=== Brief ===
Retype the listing that follows, word for word.

=== Material provided ===

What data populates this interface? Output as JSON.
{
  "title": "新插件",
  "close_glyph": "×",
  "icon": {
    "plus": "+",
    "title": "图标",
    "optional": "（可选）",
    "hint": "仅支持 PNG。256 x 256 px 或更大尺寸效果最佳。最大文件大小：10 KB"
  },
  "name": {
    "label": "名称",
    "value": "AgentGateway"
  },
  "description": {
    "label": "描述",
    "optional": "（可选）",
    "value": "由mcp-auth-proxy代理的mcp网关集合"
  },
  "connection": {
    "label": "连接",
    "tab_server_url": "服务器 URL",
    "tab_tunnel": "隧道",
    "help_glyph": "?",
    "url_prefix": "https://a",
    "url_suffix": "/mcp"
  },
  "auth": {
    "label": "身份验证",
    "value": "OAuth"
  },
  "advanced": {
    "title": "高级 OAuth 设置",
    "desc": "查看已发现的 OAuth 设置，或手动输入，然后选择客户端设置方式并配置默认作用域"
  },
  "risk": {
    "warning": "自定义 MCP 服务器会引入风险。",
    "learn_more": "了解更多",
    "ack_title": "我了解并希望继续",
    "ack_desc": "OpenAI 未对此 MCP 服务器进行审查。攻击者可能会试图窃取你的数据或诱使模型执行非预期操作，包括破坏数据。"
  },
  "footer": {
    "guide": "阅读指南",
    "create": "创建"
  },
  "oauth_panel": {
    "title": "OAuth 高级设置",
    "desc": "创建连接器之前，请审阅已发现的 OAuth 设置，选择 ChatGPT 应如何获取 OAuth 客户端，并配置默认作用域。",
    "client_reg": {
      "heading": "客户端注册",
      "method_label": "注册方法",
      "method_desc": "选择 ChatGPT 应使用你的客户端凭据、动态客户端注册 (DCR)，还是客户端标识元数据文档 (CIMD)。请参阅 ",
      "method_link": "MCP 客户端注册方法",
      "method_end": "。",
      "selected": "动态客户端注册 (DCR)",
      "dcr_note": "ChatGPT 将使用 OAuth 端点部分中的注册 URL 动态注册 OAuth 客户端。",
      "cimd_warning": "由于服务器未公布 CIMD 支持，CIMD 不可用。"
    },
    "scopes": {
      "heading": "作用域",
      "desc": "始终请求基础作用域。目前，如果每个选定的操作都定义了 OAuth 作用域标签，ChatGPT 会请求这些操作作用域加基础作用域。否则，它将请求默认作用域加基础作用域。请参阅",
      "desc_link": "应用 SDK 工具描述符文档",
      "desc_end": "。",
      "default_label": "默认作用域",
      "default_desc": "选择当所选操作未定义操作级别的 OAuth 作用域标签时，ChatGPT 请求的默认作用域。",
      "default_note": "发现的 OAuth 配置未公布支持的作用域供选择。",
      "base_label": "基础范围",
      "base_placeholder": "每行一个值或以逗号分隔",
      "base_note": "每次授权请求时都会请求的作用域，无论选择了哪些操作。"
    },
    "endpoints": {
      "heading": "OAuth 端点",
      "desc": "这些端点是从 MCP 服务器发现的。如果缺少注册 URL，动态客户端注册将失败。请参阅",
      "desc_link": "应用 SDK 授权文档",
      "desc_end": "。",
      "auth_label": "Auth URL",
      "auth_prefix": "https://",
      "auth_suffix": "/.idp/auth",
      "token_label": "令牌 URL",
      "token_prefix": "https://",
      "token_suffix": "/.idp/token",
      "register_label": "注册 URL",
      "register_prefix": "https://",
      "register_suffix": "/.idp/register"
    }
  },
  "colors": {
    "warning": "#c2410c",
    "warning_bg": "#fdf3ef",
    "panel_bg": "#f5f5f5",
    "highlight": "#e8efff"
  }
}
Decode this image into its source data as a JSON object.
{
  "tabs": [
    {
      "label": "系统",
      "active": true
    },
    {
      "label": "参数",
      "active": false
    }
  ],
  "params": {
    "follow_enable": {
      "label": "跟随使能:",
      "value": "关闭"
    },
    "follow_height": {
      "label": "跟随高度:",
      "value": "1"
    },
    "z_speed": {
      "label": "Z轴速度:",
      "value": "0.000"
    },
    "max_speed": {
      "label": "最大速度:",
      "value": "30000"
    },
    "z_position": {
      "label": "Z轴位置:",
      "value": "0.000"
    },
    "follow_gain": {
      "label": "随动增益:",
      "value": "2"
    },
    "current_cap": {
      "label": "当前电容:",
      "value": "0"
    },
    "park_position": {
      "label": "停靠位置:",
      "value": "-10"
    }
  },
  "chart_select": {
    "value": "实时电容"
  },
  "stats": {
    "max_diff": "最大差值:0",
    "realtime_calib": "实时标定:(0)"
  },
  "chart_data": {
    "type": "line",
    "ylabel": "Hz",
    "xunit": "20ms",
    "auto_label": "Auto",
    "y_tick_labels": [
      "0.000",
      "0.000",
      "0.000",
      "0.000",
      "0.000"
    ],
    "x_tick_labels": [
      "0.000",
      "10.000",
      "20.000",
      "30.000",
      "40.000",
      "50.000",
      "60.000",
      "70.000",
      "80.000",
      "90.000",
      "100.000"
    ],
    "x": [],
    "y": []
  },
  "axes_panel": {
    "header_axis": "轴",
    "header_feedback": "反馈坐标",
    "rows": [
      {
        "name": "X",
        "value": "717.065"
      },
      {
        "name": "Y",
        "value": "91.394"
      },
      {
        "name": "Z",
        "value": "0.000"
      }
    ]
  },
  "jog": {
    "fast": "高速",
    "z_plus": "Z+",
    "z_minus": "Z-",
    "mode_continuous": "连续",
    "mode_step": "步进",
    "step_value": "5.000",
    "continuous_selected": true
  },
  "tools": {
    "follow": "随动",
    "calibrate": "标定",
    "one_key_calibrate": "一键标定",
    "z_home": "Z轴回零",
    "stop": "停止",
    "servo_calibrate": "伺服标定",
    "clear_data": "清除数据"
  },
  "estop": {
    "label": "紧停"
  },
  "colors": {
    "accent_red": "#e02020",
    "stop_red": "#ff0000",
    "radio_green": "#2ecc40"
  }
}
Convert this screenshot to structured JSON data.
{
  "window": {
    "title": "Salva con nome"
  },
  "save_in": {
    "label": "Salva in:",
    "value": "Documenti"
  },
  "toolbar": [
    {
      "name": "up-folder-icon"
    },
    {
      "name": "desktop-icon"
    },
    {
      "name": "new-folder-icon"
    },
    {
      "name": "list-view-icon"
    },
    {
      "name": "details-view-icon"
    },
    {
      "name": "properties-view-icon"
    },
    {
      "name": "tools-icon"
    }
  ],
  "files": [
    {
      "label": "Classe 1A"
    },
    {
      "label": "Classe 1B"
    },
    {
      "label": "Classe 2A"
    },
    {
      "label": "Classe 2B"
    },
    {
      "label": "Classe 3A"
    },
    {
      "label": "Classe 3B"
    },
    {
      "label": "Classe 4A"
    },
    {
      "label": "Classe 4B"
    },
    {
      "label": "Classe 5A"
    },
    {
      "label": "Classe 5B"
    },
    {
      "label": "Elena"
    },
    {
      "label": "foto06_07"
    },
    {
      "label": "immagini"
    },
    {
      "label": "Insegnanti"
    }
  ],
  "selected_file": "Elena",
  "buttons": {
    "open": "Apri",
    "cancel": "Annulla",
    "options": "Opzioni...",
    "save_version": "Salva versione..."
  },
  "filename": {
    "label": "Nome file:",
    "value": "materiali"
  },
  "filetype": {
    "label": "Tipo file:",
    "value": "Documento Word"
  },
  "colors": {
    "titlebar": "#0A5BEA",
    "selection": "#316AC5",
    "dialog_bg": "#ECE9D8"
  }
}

=== Output below ===
What data populates this interface? Output as JSON.
{
  "title": "新插件",
  "close_glyph": "×",
  "icon": {
    "plus": "+",
    "title": "图标",
    "optional": "（可选）",
    "hint": "仅支持 PNG。256 x 256 px 或更大尺寸效果最佳。最大文件大小：10 KB"
  },
  "name": {
    "label": "名称",
    "value": "AgentGateway"
  },
  "description": {
    "label": "描述",
    "optional": "（可选）",
    "value": "由mcp-auth-proxy代理的mcp网关集合"
  },
  "connection": {
    "label": "连接",
    "tab_server_url": "服务器 URL",
    "tab_tunnel": "隧道",
    "help_glyph": "?",
    "url_prefix": "https://a",
    "url_suffix": "/mcp"
  },
  "auth": {
    "label": "身份验证",
    "value": "OAuth"
  },
  "advanced": {
    "title": "高级 OAuth 设置",
    "desc": "查看已发现的 OAuth 设置，或手动输入，然后选择客户端设置方式并配置默认作用域"
  },
  "risk": {
    "warning": "自定义 MCP 服务器会引入风险。",
    "learn_more": "了解更多",
    "ack_title": "我了解并希望继续",
    "ack_desc": "OpenAI 未对此 MCP 服务器进行审查。攻击者可能会试图窃取你的数据或诱使模型执行非预期操作，包括破坏数据。"
  },
  "footer": {
    "guide": "阅读指南",
    "create": "创建"
  },
  "oauth_panel": {
    "title": "OAuth 高级设置",
    "desc": "创建连接器之前，请审阅已发现的 OAuth 设置，选择 ChatGPT 应如何获取 OAuth 客户端，并配置默认作用域。",
    "client_reg": {
      "heading": "客户端注册",
      "method_label": "注册方法",
      "method_desc": "选择 ChatGPT 应使用你的客户端凭据、动态客户端注册 (DCR)，还是客户端标识元数据文档 (CIMD)。请参阅 ",
      "method_link": "MCP 客户端注册方法",
      "method_end": "。",
      "selected": "动态客户端注册 (DCR)",
      "dcr_note": "ChatGPT 将使用 OAuth 端点部分中的注册 URL 动态注册 OAuth 客户端。",
      "cimd_warning": "由于服务器未公布 CIMD 支持，CIMD 不可用。"
    },
    "scopes": {
      "heading": "作用域",
      "desc": "始终请求基础作用域。目前，如果每个选定的操作都定义了 OAuth 作用域标签，ChatGPT 会请求这些操作作用域加基础作用域。否则，它将请求默认作用域加基础作用域。请参阅",
      "desc_link": "应用 SDK 工具描述符文档",
      "desc_end": "。",
      "default_label": "默认作用域",
      "default_desc": "选择当所选操作未定义操作级别的 OAuth 作用域标签时，ChatGPT 请求的默认作用域。",
      "default_note": "发现的 OAuth 配置未公布支持的作用域供选择。",
      "base_label": "基础范围",
      "base_placeholder": "每行一个值或以逗号分隔",
      "base_note": "每次授权请求时都会请求的作用域，无论选择了哪些操作。"
    },
    "endpoints": {
      "heading": "OAuth 端点",
      "desc": "这些端点是从 MCP 服务器发现的。如果缺少注册 URL，动态客户端注册将失败。请参阅",
      "desc_link": "应用 SDK 授权文档",
      "desc_end": "。",
      "auth_label": "Auth URL",
      "auth_prefix": "https://",
      "auth_suffix": "/.idp/auth",
      "token_label": "令牌 URL",
      "token_prefix": "https://",
      "token_suffix": "/.idp/token",
      "register_label": "注册 URL",
      "register_prefix": "https://",
      "register_suffix": "/.idp/register"
    }
  },
  "colors": {
    "warning": "#c2410c",
    "warning_bg": "#fdf3ef",
    "panel_bg": "#f5f5f5",
    "highlight": "#e8efff"
  }
}
Decode this image into its source data as a JSON object.
{
  "tabs": [
    {
      "label": "系统",
      "active": true
    },
    {
      "label": "参数",
      "active": false
    }
  ],
  "params": {
    "follow_enable": {
      "label": "跟随使能:",
      "value": "关闭"
    },
    "follow_height": {
      "label": "跟随高度:",
      "value": "1"
    },
    "z_speed": {
      "label": "Z轴速度:",
      "value": "0.000"
    },
    "max_speed": {
      "label": "最大速度:",
      "value": "30000"
    },
    "z_position": {
      "label": "Z轴位置:",
      "value": "0.000"
    },
    "follow_gain": {
      "label": "随动增益:",
      "value": "2"
    },
    "current_cap": {
      "label": "当前电容:",
      "value": "0"
    },
    "park_position": {
      "label": "停靠位置:",
      "value": "-10"
    }
  },
  "chart_select": {
    "value": "实时电容"
  },
  "stats": {
    "max_diff": "最大差值:0",
    "realtime_calib": "实时标定:(0)"
  },
  "chart_data": {
    "type": "line",
    "ylabel": "Hz",
    "xunit": "20ms",
    "auto_label": "Auto",
    "y_tick_labels": [
      "0.000",
      "0.000",
      "0.000",
      "0.000",
      "0.000"
    ],
    "x_tick_labels": [
      "0.000",
      "10.000",
      "20.000",
      "30.000",
      "40.000",
      "50.000",
      "60.000",
      "70.000",
      "80.000",
      "90.000",
      "100.000"
    ],
    "x": [],
    "y": []
  },
  "axes_panel": {
    "header_axis": "轴",
    "header_feedback": "反馈坐标",
    "rows": [
      {
        "name": "X",
        "value": "717.065"
      },
      {
        "name": "Y",
        "value": "91.394"
      },
      {
        "name": "Z",
        "value": "0.000"
      }
    ]
  },
  "jog": {
    "fast": "高速",
    "z_plus": "Z+",
    "z_minus": "Z-",
    "mode_continuous": "连续",
    "mode_step": "步进",
    "step_value": "5.000",
    "continuous_selected": true
  },
  "tools": {
    "follow": "随动",
    "calibrate": "标定",
    "one_key_calibrate": "一键标定",
    "z_home": "Z轴回零",
    "stop": "停止",
    "servo_calibrate": "伺服标定",
    "clear_data": "清除数据"
  },
  "estop": {
    "label": "紧停"
  },
  "colors": {
    "accent_red": "#e02020",
    "stop_red": "#ff0000",
    "radio_green": "#2ecc40"
  }
}
Convert this screenshot to structured JSON data.
{
  "window": {
    "title": "Salva con nome"
  },
  "save_in": {
    "label": "Salva in:",
    "value": "Documenti"
  },
  "toolbar": [
    {
      "name": "up-folder-icon"
    },
    {
      "name": "desktop-icon"
    },
    {
      "name": "new-folder-icon"
    },
    {
      "name": "list-view-icon"
    },
    {
      "name": "details-view-icon"
    },
    {
      "name": "properties-view-icon"
    },
    {
      "name": "tools-icon"
    }
  ],
  "files": [
    {
      "label": "Classe 1A"
    },
    {
      "label": "Classe 1B"
    },
    {
      "label": "Classe 2A"
    },
    {
      "label": "Classe 2B"
    },
    {
      "label": "Classe 3A"
    },
    {
      "label": "Classe 3B"
    },
    {
      "label": "Classe 4A"
    },
    {
      "label": "Classe 4B"
    },
    {
      "label": "Classe 5A"
    },
    {
      "label": "Classe 5B"
    },
    {
      "label": "Elena"
    },
    {
      "label": "foto06_07"
    },
    {
      "label": "immagini"
    },
    {
      "label": "Insegnanti"
    }
  ],
  "selected_file": "Elena",
  "buttons": {
    "open": "Apri",
    "cancel": "Annulla",
    "options": "Opzioni...",
    "save_version": "Salva versione..."
  },
  "filename": {
    "label": "Nome file:",
    "value": "materiali"
  },
  "filetype": {
    "label": "Tipo file:",
    "value": "Documento Word"
  },
  "colors": {
    "titlebar": "#0A5BEA",
    "selection": "#316AC5",
    "dialog_bg": "#ECE9D8"
  }
}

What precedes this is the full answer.